EXERCISE
Tally the lines holding "Inducción" and state only that figure.

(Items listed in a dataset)
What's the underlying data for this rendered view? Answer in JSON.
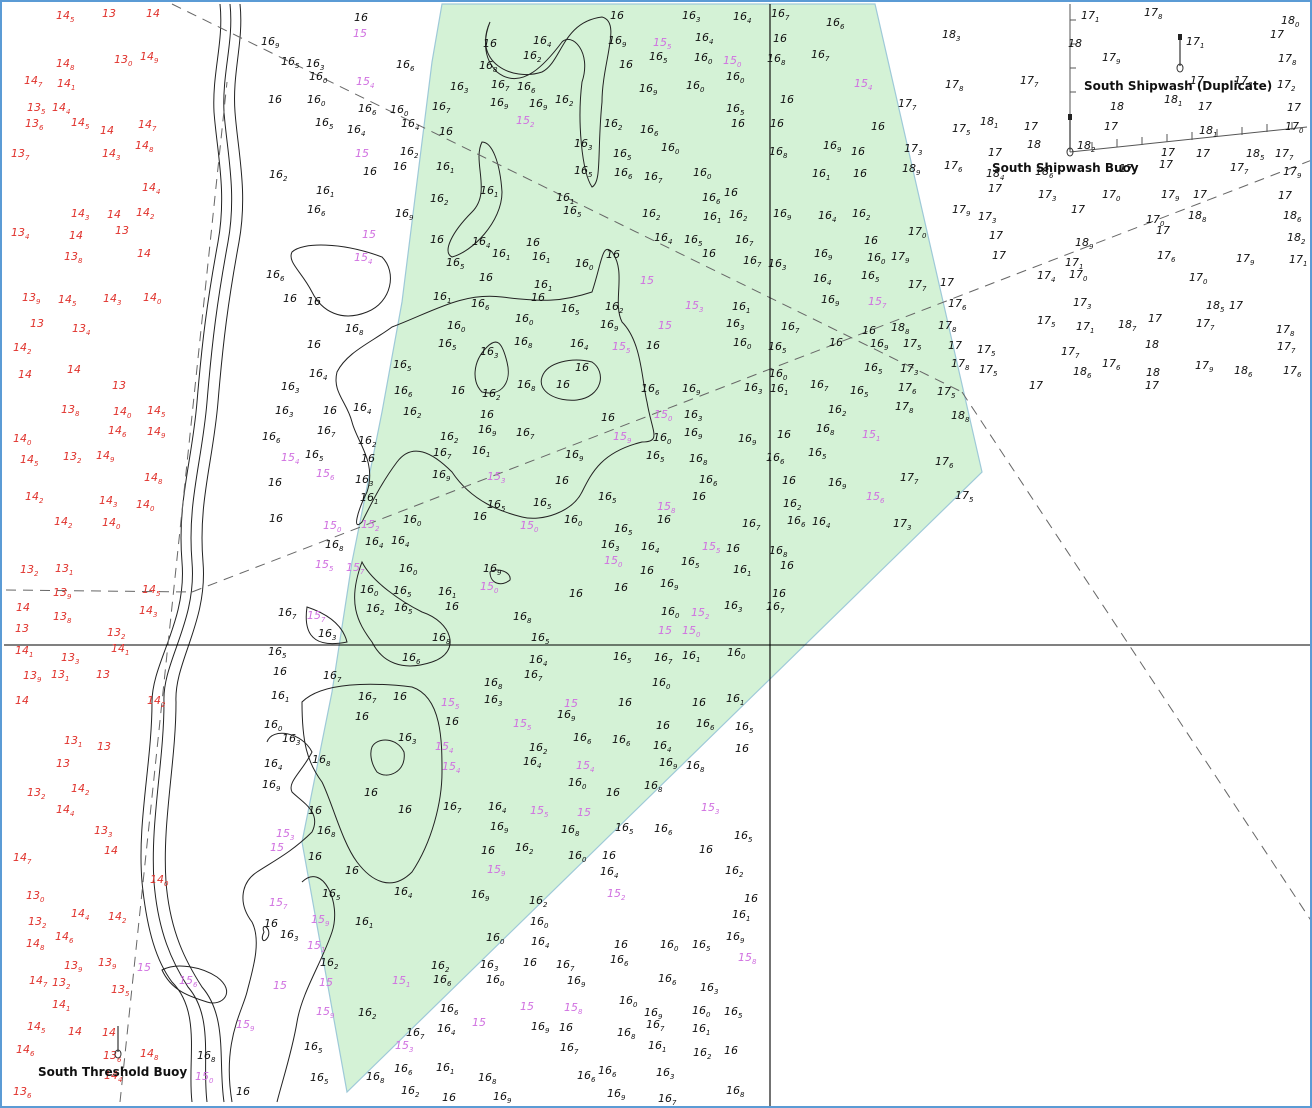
{
  "map": {
    "colors": {
      "shoal": "#e0312b",
      "mid": "#d070e0",
      "deep": "#111111",
      "area_fill": "#d4f2d6",
      "area_edge": "#9ec9d8",
      "grid": "#000000",
      "dashed": "#666666",
      "frame": "#5b9bd5"
    },
    "labels": {
      "south_shipwash_duplicate": "South Shipwash (Duplicate)",
      "south_shipwash_buoy": "South Shipwash Buoy",
      "south_threshold_buoy": "South Threshold Buoy"
    },
    "icons": [
      "buoy-icon",
      "buoy-icon",
      "buoy-icon"
    ]
  }
}
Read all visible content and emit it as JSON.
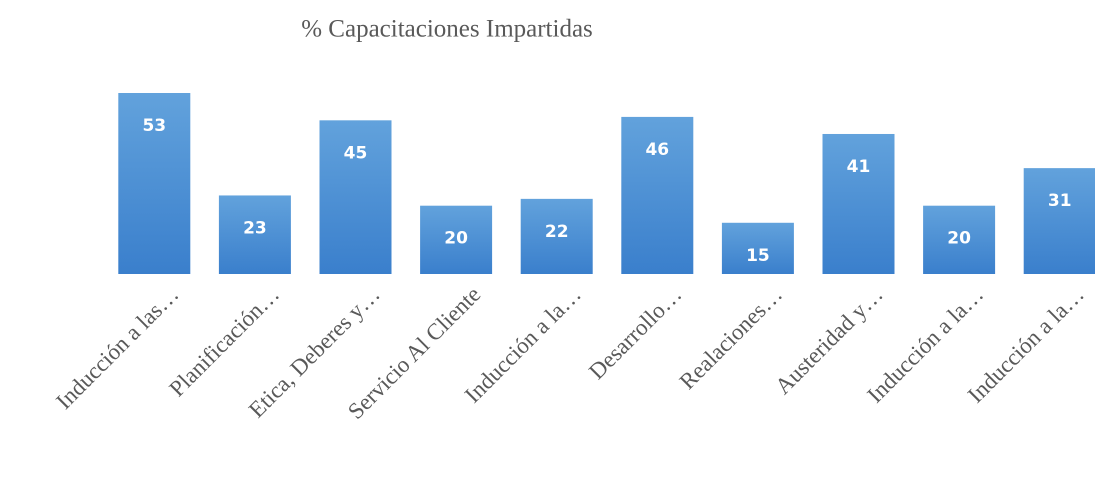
{
  "chart_data": {
    "type": "bar",
    "title": "% Capacitaciones  Impartidas",
    "categories": [
      "Inducción a las…",
      "Planificación…",
      "Etica, Deberes y…",
      "Servicio Al Cliente",
      "Inducción a la…",
      "Desarrollo…",
      "Realaciones…",
      "Austeridad y…",
      "Inducción a la…",
      "Inducción a la…"
    ],
    "values": [
      53,
      23,
      45,
      20,
      22,
      46,
      15,
      41,
      20,
      31
    ],
    "color": "#4a8fd6"
  }
}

CORRECT RESPONSE
4